Problem
The records that follow are to be repeated exactly, with the pictures removed.

(Data records)
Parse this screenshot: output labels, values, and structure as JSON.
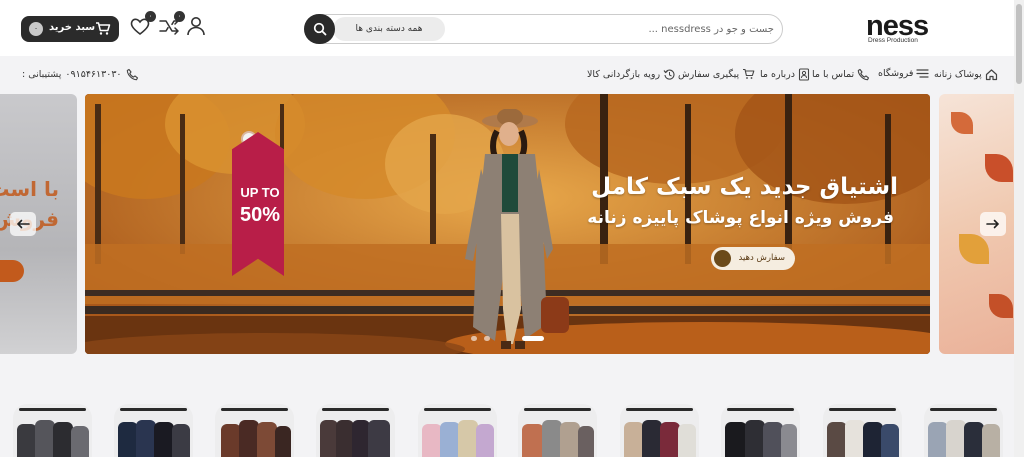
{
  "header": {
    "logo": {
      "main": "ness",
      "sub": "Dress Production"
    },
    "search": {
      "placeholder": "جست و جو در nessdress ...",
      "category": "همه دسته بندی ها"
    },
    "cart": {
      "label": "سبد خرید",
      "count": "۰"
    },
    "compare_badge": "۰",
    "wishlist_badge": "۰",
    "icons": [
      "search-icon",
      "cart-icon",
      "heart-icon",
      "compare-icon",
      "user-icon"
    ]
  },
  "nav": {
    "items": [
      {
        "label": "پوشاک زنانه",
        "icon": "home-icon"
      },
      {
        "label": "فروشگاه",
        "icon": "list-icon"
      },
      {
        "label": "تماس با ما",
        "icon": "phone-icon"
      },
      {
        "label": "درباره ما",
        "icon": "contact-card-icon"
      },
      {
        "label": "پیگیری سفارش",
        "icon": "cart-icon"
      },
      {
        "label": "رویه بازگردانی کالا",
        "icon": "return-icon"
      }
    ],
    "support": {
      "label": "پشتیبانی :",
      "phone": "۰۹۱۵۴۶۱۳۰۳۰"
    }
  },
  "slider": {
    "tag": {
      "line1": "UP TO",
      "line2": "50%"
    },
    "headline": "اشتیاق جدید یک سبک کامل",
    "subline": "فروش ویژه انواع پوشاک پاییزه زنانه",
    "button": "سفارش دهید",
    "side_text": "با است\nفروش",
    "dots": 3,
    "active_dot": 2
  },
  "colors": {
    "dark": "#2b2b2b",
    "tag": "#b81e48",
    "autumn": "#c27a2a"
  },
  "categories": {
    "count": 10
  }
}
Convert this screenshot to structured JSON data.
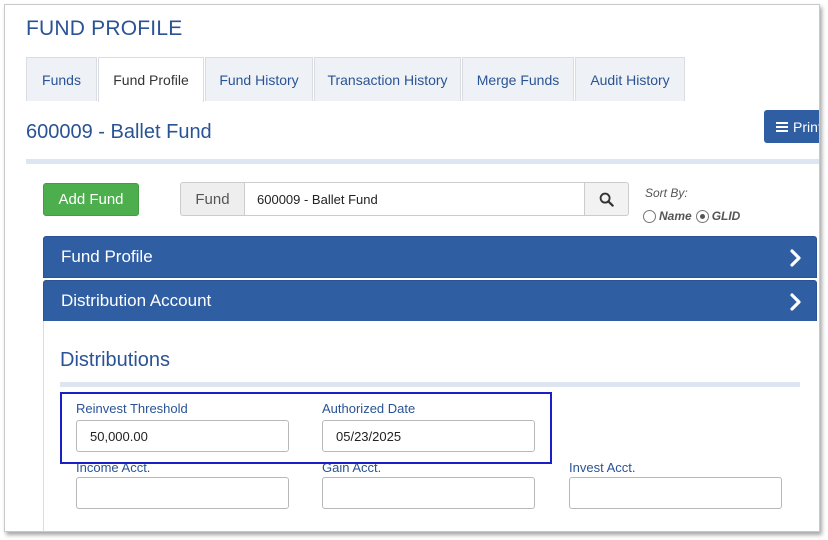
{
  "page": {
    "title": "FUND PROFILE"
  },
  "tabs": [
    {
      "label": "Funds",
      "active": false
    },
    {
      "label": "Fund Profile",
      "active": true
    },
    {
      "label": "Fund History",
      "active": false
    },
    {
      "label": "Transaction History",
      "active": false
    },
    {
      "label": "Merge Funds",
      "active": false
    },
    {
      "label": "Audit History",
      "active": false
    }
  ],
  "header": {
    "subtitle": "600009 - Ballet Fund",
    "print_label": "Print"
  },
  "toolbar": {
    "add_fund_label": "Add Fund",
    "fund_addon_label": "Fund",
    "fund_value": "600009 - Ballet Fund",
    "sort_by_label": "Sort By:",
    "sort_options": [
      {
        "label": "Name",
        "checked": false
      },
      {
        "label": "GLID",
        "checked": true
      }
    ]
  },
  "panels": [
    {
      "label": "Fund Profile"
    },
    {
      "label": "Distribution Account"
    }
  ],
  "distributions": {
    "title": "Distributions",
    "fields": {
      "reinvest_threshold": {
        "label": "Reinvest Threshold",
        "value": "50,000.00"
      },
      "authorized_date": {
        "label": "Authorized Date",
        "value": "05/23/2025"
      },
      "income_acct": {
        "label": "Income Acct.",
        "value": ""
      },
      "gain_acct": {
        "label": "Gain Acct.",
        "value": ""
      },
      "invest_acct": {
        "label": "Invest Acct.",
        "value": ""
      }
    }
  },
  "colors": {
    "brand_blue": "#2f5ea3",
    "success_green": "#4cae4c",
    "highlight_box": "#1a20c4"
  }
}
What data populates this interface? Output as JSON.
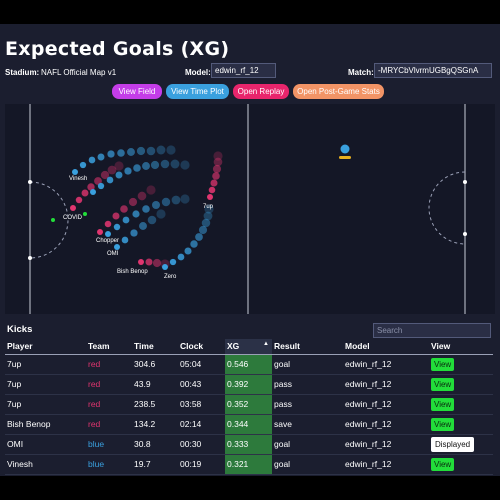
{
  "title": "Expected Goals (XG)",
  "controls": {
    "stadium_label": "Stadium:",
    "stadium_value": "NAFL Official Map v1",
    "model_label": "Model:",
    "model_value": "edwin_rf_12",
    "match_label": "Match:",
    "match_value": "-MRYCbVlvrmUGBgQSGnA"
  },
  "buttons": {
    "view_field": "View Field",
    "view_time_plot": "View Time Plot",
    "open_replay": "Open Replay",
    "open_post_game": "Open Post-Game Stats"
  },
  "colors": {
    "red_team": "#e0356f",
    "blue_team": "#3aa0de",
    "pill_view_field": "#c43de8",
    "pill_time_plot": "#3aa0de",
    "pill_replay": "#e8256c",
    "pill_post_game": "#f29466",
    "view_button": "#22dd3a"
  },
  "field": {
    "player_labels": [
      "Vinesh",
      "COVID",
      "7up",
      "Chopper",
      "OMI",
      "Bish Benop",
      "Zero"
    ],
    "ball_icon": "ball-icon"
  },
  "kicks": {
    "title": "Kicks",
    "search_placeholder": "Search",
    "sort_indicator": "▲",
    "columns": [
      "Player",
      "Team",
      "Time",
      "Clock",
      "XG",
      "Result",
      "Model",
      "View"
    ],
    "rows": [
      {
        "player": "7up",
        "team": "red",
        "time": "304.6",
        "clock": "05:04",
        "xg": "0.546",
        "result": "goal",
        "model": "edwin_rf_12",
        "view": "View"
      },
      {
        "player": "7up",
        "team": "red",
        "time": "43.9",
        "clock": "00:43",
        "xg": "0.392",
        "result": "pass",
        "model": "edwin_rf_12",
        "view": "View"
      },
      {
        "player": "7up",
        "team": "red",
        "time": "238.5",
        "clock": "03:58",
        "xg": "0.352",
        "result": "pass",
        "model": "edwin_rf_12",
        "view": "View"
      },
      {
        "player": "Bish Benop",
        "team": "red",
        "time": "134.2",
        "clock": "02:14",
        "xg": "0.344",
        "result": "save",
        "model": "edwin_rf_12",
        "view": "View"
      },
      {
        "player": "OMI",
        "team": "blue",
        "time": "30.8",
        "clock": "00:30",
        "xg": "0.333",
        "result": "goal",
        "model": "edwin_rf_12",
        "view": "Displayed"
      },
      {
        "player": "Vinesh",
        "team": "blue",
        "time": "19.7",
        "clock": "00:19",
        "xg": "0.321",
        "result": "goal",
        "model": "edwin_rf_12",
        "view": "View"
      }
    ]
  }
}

Answer to this exercise
Parse this screenshot: output labels, values, and structure as JSON.
{
  "header": {
    "logo": {
      "main": "ness",
      "sub": "Dress Production"
    },
    "search": {
      "placeholder": "جست و جو در nessdress ...",
      "category": "همه دسته بندی ها"
    },
    "cart": {
      "label": "سبد خرید",
      "count": "۰"
    },
    "compare_badge": "۰",
    "wishlist_badge": "۰",
    "icons": [
      "search-icon",
      "cart-icon",
      "heart-icon",
      "compare-icon",
      "user-icon"
    ]
  },
  "nav": {
    "items": [
      {
        "label": "پوشاک زنانه",
        "icon": "home-icon"
      },
      {
        "label": "فروشگاه",
        "icon": "list-icon"
      },
      {
        "label": "تماس با ما",
        "icon": "phone-icon"
      },
      {
        "label": "درباره ما",
        "icon": "contact-card-icon"
      },
      {
        "label": "پیگیری سفارش",
        "icon": "cart-icon"
      },
      {
        "label": "رویه بازگردانی کالا",
        "icon": "return-icon"
      }
    ],
    "support": {
      "label": "پشتیبانی :",
      "phone": "۰۹۱۵۴۶۱۳۰۳۰"
    }
  },
  "slider": {
    "tag": {
      "line1": "UP TO",
      "line2": "50%"
    },
    "headline": "اشتیاق جدید یک سبک کامل",
    "subline": "فروش ویژه انواع پوشاک پاییزه زنانه",
    "button": "سفارش دهید",
    "side_text": "با است\nفروش",
    "dots": 3,
    "active_dot": 2
  },
  "colors": {
    "dark": "#2b2b2b",
    "tag": "#b81e48",
    "autumn": "#c27a2a"
  },
  "categories": {
    "count": 10
  }
}
Convert this screenshot to structured JSON data.
{
  "page": {
    "title": "FUND PROFILE"
  },
  "tabs": [
    {
      "label": "Funds",
      "active": false
    },
    {
      "label": "Fund Profile",
      "active": true
    },
    {
      "label": "Fund History",
      "active": false
    },
    {
      "label": "Transaction History",
      "active": false
    },
    {
      "label": "Merge Funds",
      "active": false
    },
    {
      "label": "Audit History",
      "active": false
    }
  ],
  "header": {
    "subtitle": "600009 - Ballet Fund",
    "print_label": "Print"
  },
  "toolbar": {
    "add_fund_label": "Add Fund",
    "fund_addon_label": "Fund",
    "fund_value": "600009 - Ballet Fund",
    "sort_by_label": "Sort By:",
    "sort_options": [
      {
        "label": "Name",
        "checked": false
      },
      {
        "label": "GLID",
        "checked": true
      }
    ]
  },
  "panels": [
    {
      "label": "Fund Profile"
    },
    {
      "label": "Distribution Account"
    }
  ],
  "distributions": {
    "title": "Distributions",
    "fields": {
      "reinvest_threshold": {
        "label": "Reinvest Threshold",
        "value": "50,000.00"
      },
      "authorized_date": {
        "label": "Authorized Date",
        "value": "05/23/2025"
      },
      "income_acct": {
        "label": "Income Acct.",
        "value": ""
      },
      "gain_acct": {
        "label": "Gain Acct.",
        "value": ""
      },
      "invest_acct": {
        "label": "Invest Acct.",
        "value": ""
      }
    }
  },
  "colors": {
    "brand_blue": "#2f5ea3",
    "success_green": "#4cae4c",
    "highlight_box": "#1a20c4"
  }
}
What data populates this interface? Output as JSON.
{
  "title": "Expected Goals (XG)",
  "controls": {
    "stadium_label": "Stadium:",
    "stadium_value": "NAFL Official Map v1",
    "model_label": "Model:",
    "model_value": "edwin_rf_12",
    "match_label": "Match:",
    "match_value": "-MRYCbVlvrmUGBgQSGnA"
  },
  "buttons": {
    "view_field": "View Field",
    "view_time_plot": "View Time Plot",
    "open_replay": "Open Replay",
    "open_post_game": "Open Post-Game Stats"
  },
  "colors": {
    "red_team": "#e0356f",
    "blue_team": "#3aa0de",
    "pill_view_field": "#c43de8",
    "pill_time_plot": "#3aa0de",
    "pill_replay": "#e8256c",
    "pill_post_game": "#f29466",
    "view_button": "#22dd3a"
  },
  "field": {
    "player_labels": [
      "Vinesh",
      "COVID",
      "7up",
      "Chopper",
      "OMI",
      "Bish Benop",
      "Zero"
    ],
    "ball_icon": "ball-icon"
  },
  "kicks": {
    "title": "Kicks",
    "search_placeholder": "Search",
    "sort_indicator": "▲",
    "columns": [
      "Player",
      "Team",
      "Time",
      "Clock",
      "XG",
      "Result",
      "Model",
      "View"
    ],
    "rows": [
      {
        "player": "7up",
        "team": "red",
        "time": "304.6",
        "clock": "05:04",
        "xg": "0.546",
        "result": "goal",
        "model": "edwin_rf_12",
        "view": "View"
      },
      {
        "player": "7up",
        "team": "red",
        "time": "43.9",
        "clock": "00:43",
        "xg": "0.392",
        "result": "pass",
        "model": "edwin_rf_12",
        "view": "View"
      },
      {
        "player": "7up",
        "team": "red",
        "time": "238.5",
        "clock": "03:58",
        "xg": "0.352",
        "result": "pass",
        "model": "edwin_rf_12",
        "view": "View"
      },
      {
        "player": "Bish Benop",
        "team": "red",
        "time": "134.2",
        "clock": "02:14",
        "xg": "0.344",
        "result": "save",
        "model": "edwin_rf_12",
        "view": "View"
      },
      {
        "player": "OMI",
        "team": "blue",
        "time": "30.8",
        "clock": "00:30",
        "xg": "0.333",
        "result": "goal",
        "model": "edwin_rf_12",
        "view": "Displayed"
      },
      {
        "player": "Vinesh",
        "team": "blue",
        "time": "19.7",
        "clock": "00:19",
        "xg": "0.321",
        "result": "goal",
        "model": "edwin_rf_12",
        "view": "View"
      }
    ]
  }
}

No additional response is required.